--- Start ---
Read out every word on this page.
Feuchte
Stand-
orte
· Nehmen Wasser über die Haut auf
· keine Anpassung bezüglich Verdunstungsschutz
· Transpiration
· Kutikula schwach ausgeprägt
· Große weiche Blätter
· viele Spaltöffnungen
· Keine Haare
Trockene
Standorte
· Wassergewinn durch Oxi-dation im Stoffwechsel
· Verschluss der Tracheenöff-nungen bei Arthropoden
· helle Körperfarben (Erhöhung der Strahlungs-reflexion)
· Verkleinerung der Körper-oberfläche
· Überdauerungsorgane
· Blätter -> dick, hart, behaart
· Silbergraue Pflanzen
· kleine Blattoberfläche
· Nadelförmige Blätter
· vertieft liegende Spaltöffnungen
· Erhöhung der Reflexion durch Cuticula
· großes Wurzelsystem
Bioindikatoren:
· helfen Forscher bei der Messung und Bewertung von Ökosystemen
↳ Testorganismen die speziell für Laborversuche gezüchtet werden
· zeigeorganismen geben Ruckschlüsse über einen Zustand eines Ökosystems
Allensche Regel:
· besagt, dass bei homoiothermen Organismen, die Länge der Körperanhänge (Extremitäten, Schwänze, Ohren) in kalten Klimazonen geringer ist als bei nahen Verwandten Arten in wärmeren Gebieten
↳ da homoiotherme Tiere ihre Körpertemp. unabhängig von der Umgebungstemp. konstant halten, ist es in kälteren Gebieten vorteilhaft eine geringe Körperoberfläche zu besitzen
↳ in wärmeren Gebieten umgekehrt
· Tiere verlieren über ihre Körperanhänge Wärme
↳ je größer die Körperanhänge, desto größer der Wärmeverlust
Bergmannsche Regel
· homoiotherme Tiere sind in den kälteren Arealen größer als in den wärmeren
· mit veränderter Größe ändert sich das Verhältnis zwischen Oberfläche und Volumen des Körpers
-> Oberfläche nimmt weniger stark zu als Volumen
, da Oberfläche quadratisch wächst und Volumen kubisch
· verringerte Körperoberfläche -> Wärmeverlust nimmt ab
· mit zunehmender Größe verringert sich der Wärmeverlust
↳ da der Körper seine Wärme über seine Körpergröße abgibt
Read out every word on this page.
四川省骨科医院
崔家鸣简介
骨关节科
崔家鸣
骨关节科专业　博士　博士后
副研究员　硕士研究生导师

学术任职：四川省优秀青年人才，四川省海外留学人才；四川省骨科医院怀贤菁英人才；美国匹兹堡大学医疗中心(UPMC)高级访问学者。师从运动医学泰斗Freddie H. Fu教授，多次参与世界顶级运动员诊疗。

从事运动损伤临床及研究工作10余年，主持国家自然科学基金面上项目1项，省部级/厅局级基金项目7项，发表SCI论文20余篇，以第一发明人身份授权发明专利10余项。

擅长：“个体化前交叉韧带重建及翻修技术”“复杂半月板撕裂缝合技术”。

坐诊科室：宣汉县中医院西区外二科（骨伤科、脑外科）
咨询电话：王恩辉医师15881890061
--- End ---
### Written task:
Copy each line of the data above without altering a single character.

### Reply to the task:
Read out every word on this page.
Feuchte
Stand-
orte
· Nehmen Wasser über die Haut auf
· keine Anpassung bezüglich Verdunstungsschutz
· Transpiration
· Kutikula schwach ausgeprägt
· Große weiche Blätter
· viele Spaltöffnungen
· Keine Haare
Trockene
Standorte
· Wassergewinn durch Oxi-dation im Stoffwechsel
· Verschluss der Tracheenöff-nungen bei Arthropoden
· helle Körperfarben (Erhöhung der Strahlungs-reflexion)
· Verkleinerung der Körper-oberfläche
· Überdauerungsorgane
· Blätter -> dick, hart, behaart
· Silbergraue Pflanzen
· kleine Blattoberfläche
· Nadelförmige Blätter
· vertieft liegende Spaltöffnungen
· Erhöhung der Reflexion durch Cuticula
· großes Wurzelsystem
Bioindikatoren:
· helfen Forscher bei der Messung und Bewertung von Ökosystemen
↳ Testorganismen die speziell für Laborversuche gezüchtet werden
· zeigeorganismen geben Ruckschlüsse über einen Zustand eines Ökosystems
Allensche Regel:
· besagt, dass bei homoiothermen Organismen, die Länge der Körperanhänge (Extremitäten, Schwänze, Ohren) in kalten Klimazonen geringer ist als bei nahen Verwandten Arten in wärmeren Gebieten
↳ da homoiotherme Tiere ihre Körpertemp. unabhängig von der Umgebungstemp. konstant halten, ist es in kälteren Gebieten vorteilhaft eine geringe Körperoberfläche zu besitzen
↳ in wärmeren Gebieten umgekehrt
· Tiere verlieren über ihre Körperanhänge Wärme
↳ je größer die Körperanhänge, desto größer der Wärmeverlust
Bergmannsche Regel
· homoiotherme Tiere sind in den kälteren Arealen größer als in den wärmeren
· mit veränderter Größe ändert sich das Verhältnis zwischen Oberfläche und Volumen des Körpers
-> Oberfläche nimmt weniger stark zu als Volumen
, da Oberfläche quadratisch wächst und Volumen kubisch
· verringerte Körperoberfläche -> Wärmeverlust nimmt ab
· mit zunehmender Größe verringert sich der Wärmeverlust
↳ da der Körper seine Wärme über seine Körpergröße abgibt
Read out every word on this page.
四川省骨科医院
崔家鸣简介
骨关节科
崔家鸣
骨关节科专业　博士　博士后
副研究员　硕士研究生导师

学术任职：四川省优秀青年人才，四川省海外留学人才；四川省骨科医院怀贤菁英人才；美国匹兹堡大学医疗中心(UPMC)高级访问学者。师从运动医学泰斗Freddie H. Fu教授，多次参与世界顶级运动员诊疗。

从事运动损伤临床及研究工作10余年，主持国家自然科学基金面上项目1项，省部级/厅局级基金项目7项，发表SCI论文20余篇，以第一发明人身份授权发明专利10余项。

擅长：“个体化前交叉韧带重建及翻修技术”“复杂半月板撕裂缝合技术”。

坐诊科室：宣汉县中医院西区外二科（骨伤科、脑外科）
咨询电话：王恩辉医师15881890061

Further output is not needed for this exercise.